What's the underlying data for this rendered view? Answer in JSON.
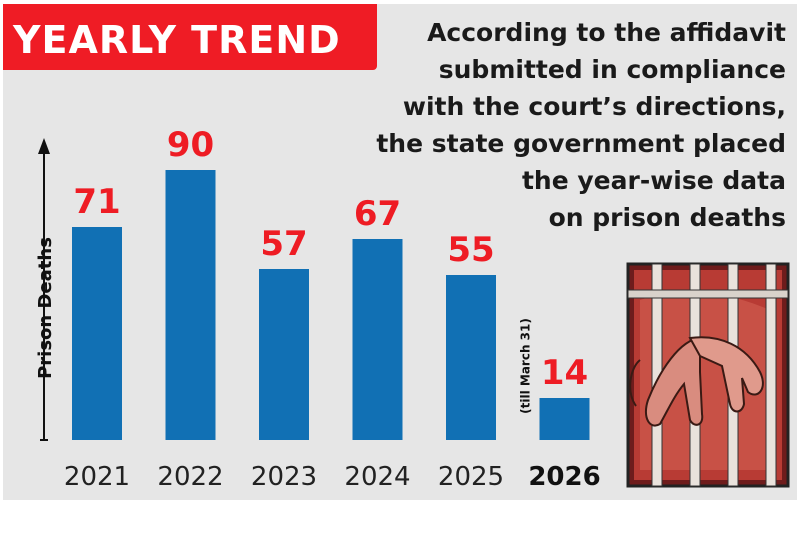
{
  "header": {
    "title": "YEARLY TREND"
  },
  "caption": {
    "lines": [
      "According to the affidavit",
      "submitted in compliance",
      "with the court’s directions,",
      "the state government placed",
      "the year-wise data",
      "on prison deaths"
    ]
  },
  "chart_data": {
    "type": "bar",
    "categories": [
      "2021",
      "2022",
      "2023",
      "2024",
      "2025",
      "2026"
    ],
    "values": [
      71,
      90,
      57,
      67,
      55,
      14
    ],
    "ylabel": "Prison Deaths",
    "xlabel": "",
    "ylim": [
      0,
      90
    ],
    "highlight_category": "2026",
    "annotations": [
      {
        "category": "2026",
        "text": "(till March 31)"
      }
    ],
    "grid": false,
    "legend": "none"
  },
  "colors": {
    "bar": "#1170b4",
    "value_label": "#ee1c24",
    "title_bg": "#ef1c25",
    "panel_bg": "#e6e6e6"
  },
  "illustration": {
    "icon": "prison-bars-hands-icon"
  }
}
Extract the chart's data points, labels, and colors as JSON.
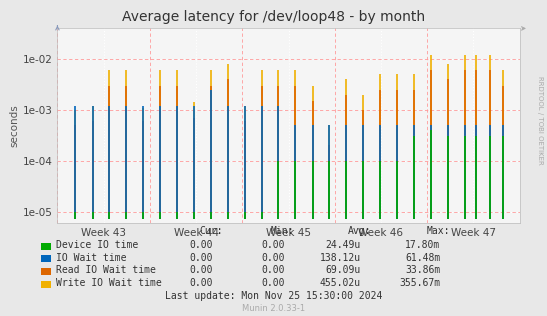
{
  "title": "Average latency for /dev/loop48 - by month",
  "ylabel": "seconds",
  "watermark": "RRDTOOL / TOBI OETIKER",
  "munin_version": "Munin 2.0.33-1",
  "x_tick_labels": [
    "Week 43",
    "Week 44",
    "Week 45",
    "Week 46",
    "Week 47"
  ],
  "ylim_min": 6e-06,
  "ylim_max": 0.04,
  "bg_color": "#e8e8e8",
  "plot_bg_color": "#f5f5f5",
  "series": [
    {
      "name": "Device IO time",
      "color": "#00aa00",
      "cur": "0.00",
      "min": "0.00",
      "avg": "24.49u",
      "max": "17.80m"
    },
    {
      "name": "IO Wait time",
      "color": "#0066bb",
      "cur": "0.00",
      "min": "0.00",
      "avg": "138.12u",
      "max": "61.48m"
    },
    {
      "name": "Read IO Wait time",
      "color": "#dd6600",
      "cur": "0.00",
      "min": "0.00",
      "avg": "69.09u",
      "max": "33.86m"
    },
    {
      "name": "Write IO Wait time",
      "color": "#f0b000",
      "cur": "0.00",
      "min": "0.00",
      "avg": "455.02u",
      "max": "355.67m"
    }
  ],
  "last_update": "Last update: Mon Nov 25 15:30:00 2024",
  "n_spikes": 27,
  "spike_x": [
    0.038,
    0.076,
    0.112,
    0.148,
    0.185,
    0.222,
    0.258,
    0.295,
    0.332,
    0.368,
    0.405,
    0.442,
    0.478,
    0.515,
    0.552,
    0.588,
    0.625,
    0.662,
    0.698,
    0.735,
    0.772,
    0.808,
    0.845,
    0.882,
    0.905,
    0.935,
    0.965
  ],
  "write_h": [
    0.001,
    0.0012,
    0.006,
    0.006,
    0.0011,
    0.006,
    0.006,
    0.0014,
    0.006,
    0.008,
    0.0012,
    0.006,
    0.006,
    0.006,
    0.003,
    0.0005,
    0.004,
    0.002,
    0.005,
    0.005,
    0.005,
    0.012,
    0.008,
    0.012,
    0.012,
    0.012,
    0.006
  ],
  "read_h": [
    0.0005,
    0.0006,
    0.003,
    0.003,
    0.0006,
    0.003,
    0.003,
    0.0007,
    0.003,
    0.004,
    0.0006,
    0.003,
    0.003,
    0.003,
    0.0015,
    0.0002,
    0.002,
    0.001,
    0.0025,
    0.0025,
    0.0025,
    0.006,
    0.004,
    0.006,
    0.006,
    0.006,
    0.003
  ],
  "io_h": [
    0.0012,
    0.0012,
    0.0012,
    0.0012,
    0.0012,
    0.0012,
    0.0012,
    0.0012,
    0.0025,
    0.0012,
    0.0012,
    0.0012,
    0.0012,
    0.0005,
    0.0005,
    0.0005,
    0.0005,
    0.0005,
    0.0005,
    0.0005,
    0.0005,
    0.0005,
    0.0005,
    0.0005,
    0.0005,
    0.0005,
    0.0005
  ],
  "dev_h": [
    1e-05,
    1e-05,
    1e-05,
    1e-05,
    1e-05,
    1e-05,
    1e-05,
    1e-05,
    1e-05,
    1e-05,
    1e-05,
    1e-05,
    0.0001,
    0.0001,
    0.0001,
    0.0001,
    0.0001,
    0.0001,
    0.0001,
    0.0001,
    0.0003,
    0.0004,
    0.0003,
    0.0003,
    0.0003,
    0.0003,
    0.0003
  ]
}
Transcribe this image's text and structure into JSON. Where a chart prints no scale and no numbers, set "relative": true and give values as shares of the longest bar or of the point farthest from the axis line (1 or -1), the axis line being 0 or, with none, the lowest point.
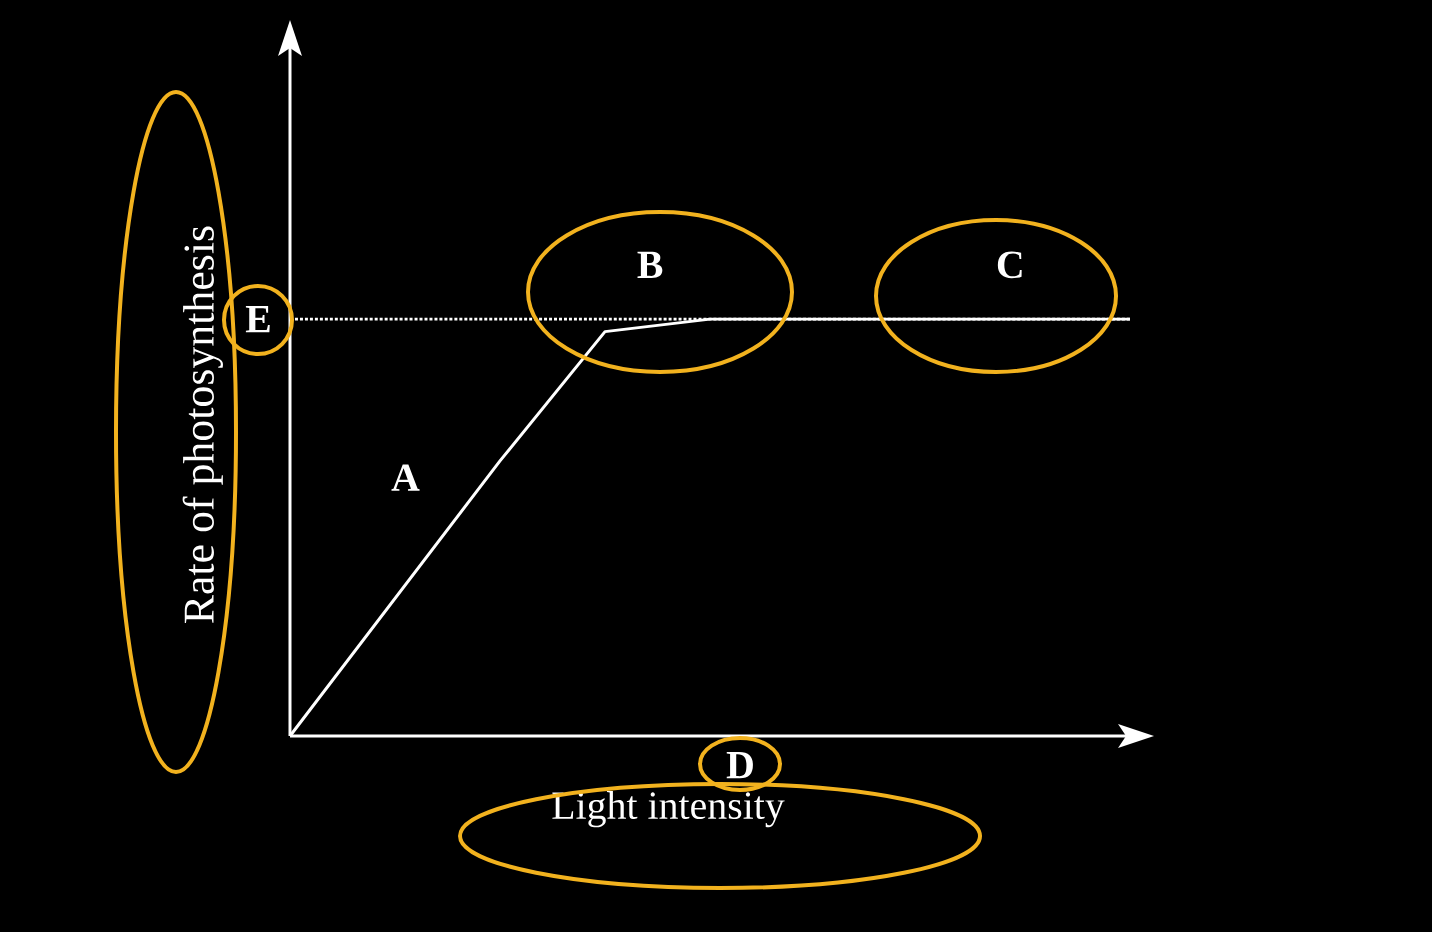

Brief –
Every line containing the string "Wait" must be listed.

Result of this exercise –
      "name": "IO Wait time",
      "name": "Read IO Wait time",
      "name": "Write IO Wait time",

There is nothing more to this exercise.